### Work to be completed:
Each line that holds the word "body" is to be identified and copied.

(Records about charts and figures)

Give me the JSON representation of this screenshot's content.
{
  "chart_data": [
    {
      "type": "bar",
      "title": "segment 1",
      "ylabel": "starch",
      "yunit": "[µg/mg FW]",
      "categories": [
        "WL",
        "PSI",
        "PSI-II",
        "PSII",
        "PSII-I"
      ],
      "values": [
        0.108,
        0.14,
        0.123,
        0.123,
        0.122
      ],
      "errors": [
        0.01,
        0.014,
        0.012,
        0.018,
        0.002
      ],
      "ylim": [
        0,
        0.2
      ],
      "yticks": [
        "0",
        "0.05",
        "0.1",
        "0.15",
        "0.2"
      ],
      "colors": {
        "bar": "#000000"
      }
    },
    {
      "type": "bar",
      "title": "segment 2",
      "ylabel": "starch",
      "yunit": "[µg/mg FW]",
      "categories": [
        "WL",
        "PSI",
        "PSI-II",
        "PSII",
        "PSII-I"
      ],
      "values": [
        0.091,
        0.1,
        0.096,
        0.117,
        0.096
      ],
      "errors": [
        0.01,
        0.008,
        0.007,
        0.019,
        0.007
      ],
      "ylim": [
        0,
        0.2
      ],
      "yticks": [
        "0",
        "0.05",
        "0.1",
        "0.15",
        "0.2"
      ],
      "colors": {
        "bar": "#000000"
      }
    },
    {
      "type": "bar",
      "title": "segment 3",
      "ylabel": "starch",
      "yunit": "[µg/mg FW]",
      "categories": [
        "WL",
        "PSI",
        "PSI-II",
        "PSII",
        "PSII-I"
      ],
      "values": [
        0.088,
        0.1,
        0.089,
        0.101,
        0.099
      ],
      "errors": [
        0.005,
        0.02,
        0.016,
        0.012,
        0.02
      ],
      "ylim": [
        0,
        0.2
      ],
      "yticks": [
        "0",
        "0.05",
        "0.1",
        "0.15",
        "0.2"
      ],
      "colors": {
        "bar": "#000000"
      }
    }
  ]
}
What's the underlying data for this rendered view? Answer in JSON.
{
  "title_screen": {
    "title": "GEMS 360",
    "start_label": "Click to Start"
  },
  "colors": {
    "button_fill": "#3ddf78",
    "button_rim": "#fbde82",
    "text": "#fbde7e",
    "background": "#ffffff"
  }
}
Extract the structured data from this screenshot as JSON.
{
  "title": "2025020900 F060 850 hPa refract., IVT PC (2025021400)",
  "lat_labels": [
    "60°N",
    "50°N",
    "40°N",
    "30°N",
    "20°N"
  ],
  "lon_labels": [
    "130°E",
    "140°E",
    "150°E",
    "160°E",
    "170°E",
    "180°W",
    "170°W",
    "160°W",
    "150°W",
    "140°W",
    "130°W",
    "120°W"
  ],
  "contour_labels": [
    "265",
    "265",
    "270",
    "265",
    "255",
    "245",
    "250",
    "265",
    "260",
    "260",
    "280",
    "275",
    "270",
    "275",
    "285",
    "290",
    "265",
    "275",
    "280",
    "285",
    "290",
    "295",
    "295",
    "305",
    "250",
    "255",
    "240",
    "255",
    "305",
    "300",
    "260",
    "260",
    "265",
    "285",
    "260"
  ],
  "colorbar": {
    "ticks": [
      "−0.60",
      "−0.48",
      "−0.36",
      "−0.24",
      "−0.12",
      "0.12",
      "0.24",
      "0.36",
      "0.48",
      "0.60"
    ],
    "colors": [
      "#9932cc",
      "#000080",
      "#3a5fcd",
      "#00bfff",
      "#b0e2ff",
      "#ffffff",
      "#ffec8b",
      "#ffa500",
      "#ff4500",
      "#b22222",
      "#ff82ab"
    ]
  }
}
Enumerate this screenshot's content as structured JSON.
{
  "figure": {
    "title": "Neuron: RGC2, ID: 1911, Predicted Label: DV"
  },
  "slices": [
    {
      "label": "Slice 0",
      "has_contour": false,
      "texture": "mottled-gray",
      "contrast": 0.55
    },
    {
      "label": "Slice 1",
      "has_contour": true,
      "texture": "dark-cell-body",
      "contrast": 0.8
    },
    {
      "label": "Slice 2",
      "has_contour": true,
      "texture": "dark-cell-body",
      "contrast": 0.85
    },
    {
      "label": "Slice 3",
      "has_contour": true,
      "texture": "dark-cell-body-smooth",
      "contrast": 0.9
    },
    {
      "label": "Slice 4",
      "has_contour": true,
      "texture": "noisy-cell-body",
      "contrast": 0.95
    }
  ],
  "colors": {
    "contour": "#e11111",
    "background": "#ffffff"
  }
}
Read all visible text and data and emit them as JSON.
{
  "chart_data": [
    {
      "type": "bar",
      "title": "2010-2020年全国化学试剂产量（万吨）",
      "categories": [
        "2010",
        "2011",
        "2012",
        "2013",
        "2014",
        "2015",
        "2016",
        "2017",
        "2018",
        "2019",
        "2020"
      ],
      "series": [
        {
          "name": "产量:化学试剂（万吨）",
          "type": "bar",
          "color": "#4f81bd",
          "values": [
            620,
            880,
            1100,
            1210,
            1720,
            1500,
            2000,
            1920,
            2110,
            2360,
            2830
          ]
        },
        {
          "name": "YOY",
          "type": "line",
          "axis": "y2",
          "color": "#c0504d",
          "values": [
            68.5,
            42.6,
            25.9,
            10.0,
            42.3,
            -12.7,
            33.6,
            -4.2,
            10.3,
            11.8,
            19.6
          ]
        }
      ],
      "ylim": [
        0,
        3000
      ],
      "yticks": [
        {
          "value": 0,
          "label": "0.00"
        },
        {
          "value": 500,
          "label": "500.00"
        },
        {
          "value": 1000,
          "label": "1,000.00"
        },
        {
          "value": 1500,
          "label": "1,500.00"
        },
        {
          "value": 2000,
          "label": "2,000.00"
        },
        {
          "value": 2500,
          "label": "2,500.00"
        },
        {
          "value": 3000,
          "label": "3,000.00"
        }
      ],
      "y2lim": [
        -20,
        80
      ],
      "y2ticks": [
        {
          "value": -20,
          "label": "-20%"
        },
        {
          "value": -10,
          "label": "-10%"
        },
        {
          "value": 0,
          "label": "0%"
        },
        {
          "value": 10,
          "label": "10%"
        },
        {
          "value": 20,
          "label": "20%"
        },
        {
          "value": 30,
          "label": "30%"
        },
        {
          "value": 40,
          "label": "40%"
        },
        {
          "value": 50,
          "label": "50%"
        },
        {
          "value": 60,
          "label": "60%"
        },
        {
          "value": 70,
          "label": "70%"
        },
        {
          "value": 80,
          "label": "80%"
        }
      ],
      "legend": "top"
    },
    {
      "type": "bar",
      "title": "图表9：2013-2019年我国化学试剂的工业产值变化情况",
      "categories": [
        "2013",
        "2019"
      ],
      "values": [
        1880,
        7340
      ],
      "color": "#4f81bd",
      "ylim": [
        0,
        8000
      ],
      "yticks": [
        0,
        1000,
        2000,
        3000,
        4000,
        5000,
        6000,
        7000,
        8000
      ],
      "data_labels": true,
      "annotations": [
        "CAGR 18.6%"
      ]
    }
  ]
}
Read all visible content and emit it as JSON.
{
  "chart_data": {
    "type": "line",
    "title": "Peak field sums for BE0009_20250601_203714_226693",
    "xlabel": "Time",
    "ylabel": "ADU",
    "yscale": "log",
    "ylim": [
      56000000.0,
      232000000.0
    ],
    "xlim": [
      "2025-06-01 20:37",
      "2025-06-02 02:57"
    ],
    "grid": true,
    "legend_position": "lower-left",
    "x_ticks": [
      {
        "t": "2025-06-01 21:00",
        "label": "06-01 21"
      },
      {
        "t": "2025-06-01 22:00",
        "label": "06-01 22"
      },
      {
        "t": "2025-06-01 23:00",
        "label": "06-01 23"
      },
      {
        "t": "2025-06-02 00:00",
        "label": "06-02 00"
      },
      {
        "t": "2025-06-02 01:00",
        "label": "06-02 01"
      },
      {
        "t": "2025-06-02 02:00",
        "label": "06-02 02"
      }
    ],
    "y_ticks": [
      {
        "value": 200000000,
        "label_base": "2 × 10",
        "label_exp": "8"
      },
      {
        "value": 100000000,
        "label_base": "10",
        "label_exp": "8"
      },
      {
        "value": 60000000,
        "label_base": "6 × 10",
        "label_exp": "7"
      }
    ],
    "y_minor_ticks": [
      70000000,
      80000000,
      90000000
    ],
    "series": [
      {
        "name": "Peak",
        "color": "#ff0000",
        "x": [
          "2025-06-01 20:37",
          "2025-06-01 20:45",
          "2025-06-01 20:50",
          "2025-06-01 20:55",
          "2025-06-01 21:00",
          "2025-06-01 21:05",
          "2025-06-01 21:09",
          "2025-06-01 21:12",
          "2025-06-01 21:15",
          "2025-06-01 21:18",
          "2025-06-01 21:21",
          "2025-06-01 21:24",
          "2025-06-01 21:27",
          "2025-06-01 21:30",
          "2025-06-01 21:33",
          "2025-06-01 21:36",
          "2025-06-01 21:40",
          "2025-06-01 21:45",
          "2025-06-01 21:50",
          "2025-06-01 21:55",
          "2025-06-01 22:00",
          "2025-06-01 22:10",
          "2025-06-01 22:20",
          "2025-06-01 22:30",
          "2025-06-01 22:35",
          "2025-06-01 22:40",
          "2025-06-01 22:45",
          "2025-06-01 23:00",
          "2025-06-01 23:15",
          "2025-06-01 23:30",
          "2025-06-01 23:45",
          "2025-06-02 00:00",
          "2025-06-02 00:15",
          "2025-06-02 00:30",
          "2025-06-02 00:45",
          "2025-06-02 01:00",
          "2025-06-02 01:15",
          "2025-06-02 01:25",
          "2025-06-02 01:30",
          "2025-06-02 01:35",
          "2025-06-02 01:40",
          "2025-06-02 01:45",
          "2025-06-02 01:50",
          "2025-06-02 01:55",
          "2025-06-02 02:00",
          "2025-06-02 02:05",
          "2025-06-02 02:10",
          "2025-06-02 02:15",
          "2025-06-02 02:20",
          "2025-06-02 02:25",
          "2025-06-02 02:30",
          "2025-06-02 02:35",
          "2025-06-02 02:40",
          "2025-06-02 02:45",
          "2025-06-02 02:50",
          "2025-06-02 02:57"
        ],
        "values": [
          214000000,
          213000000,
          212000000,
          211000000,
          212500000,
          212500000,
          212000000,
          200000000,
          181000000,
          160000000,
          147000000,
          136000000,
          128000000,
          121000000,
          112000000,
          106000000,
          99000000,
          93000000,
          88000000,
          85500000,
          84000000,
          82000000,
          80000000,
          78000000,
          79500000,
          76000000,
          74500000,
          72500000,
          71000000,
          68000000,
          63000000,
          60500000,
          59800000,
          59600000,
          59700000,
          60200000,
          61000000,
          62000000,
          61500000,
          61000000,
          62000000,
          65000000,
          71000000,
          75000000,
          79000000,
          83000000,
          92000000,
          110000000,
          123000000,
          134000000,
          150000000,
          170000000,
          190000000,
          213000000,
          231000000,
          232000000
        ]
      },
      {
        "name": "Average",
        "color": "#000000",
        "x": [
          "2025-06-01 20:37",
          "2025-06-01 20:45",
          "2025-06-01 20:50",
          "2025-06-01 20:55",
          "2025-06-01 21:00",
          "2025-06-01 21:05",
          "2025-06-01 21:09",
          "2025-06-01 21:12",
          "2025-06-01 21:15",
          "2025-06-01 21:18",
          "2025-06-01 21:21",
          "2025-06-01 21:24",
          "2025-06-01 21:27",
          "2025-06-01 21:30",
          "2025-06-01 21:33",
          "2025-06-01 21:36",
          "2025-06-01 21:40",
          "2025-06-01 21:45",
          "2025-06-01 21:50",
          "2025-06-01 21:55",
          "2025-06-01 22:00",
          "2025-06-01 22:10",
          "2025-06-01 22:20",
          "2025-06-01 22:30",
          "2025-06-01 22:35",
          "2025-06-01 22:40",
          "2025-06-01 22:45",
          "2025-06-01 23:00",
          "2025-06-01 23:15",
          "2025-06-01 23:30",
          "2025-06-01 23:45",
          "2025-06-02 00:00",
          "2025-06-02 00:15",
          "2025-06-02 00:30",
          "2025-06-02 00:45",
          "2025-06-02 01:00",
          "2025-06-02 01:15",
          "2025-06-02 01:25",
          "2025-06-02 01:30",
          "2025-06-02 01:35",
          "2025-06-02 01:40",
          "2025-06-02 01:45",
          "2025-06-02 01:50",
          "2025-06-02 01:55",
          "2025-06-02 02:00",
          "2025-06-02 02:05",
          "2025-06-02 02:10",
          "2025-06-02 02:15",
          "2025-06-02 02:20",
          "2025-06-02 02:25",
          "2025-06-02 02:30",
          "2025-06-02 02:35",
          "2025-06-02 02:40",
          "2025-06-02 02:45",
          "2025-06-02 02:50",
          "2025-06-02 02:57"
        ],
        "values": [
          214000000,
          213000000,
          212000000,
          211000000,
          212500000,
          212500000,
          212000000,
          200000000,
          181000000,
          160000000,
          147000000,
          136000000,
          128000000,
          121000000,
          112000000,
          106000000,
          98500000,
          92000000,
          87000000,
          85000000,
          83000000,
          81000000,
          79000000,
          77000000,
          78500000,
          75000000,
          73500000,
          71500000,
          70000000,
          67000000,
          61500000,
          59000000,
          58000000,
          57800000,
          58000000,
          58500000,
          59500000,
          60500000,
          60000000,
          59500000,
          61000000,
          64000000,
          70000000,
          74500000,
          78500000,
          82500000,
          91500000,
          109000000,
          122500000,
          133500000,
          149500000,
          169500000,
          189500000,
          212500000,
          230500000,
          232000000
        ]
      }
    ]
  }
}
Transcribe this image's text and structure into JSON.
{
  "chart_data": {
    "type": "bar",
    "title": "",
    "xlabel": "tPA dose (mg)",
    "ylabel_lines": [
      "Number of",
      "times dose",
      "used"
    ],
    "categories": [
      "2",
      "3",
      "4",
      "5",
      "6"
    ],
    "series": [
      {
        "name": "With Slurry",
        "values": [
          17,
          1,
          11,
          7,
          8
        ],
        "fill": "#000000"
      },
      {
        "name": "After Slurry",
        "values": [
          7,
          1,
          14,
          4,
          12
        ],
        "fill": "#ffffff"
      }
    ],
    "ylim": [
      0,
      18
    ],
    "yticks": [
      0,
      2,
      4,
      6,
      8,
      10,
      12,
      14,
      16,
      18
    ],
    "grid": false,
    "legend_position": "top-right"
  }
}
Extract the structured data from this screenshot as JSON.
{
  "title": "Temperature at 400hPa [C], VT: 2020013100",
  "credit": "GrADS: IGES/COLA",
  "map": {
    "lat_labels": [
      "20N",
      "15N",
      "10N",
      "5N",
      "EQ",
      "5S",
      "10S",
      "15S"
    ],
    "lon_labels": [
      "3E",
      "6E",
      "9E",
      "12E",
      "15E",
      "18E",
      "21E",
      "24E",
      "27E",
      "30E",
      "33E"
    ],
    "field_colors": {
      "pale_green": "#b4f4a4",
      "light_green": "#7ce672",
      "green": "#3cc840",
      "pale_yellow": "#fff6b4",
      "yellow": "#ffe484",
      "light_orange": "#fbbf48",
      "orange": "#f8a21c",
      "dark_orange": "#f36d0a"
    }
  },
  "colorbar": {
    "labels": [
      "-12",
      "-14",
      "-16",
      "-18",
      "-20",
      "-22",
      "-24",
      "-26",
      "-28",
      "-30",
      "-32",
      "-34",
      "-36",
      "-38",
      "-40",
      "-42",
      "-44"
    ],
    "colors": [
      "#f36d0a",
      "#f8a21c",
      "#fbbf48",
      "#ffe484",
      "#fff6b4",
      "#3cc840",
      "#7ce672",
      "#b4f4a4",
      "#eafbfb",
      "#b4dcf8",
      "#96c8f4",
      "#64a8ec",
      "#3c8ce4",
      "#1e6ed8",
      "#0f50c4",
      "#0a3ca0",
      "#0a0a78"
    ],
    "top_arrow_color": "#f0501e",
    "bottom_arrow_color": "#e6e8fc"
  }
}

### Worked answer:
      "texture": "dark-cell-body",
      "texture": "dark-cell-body",
      "texture": "dark-cell-body-smooth",
      "texture": "noisy-cell-body",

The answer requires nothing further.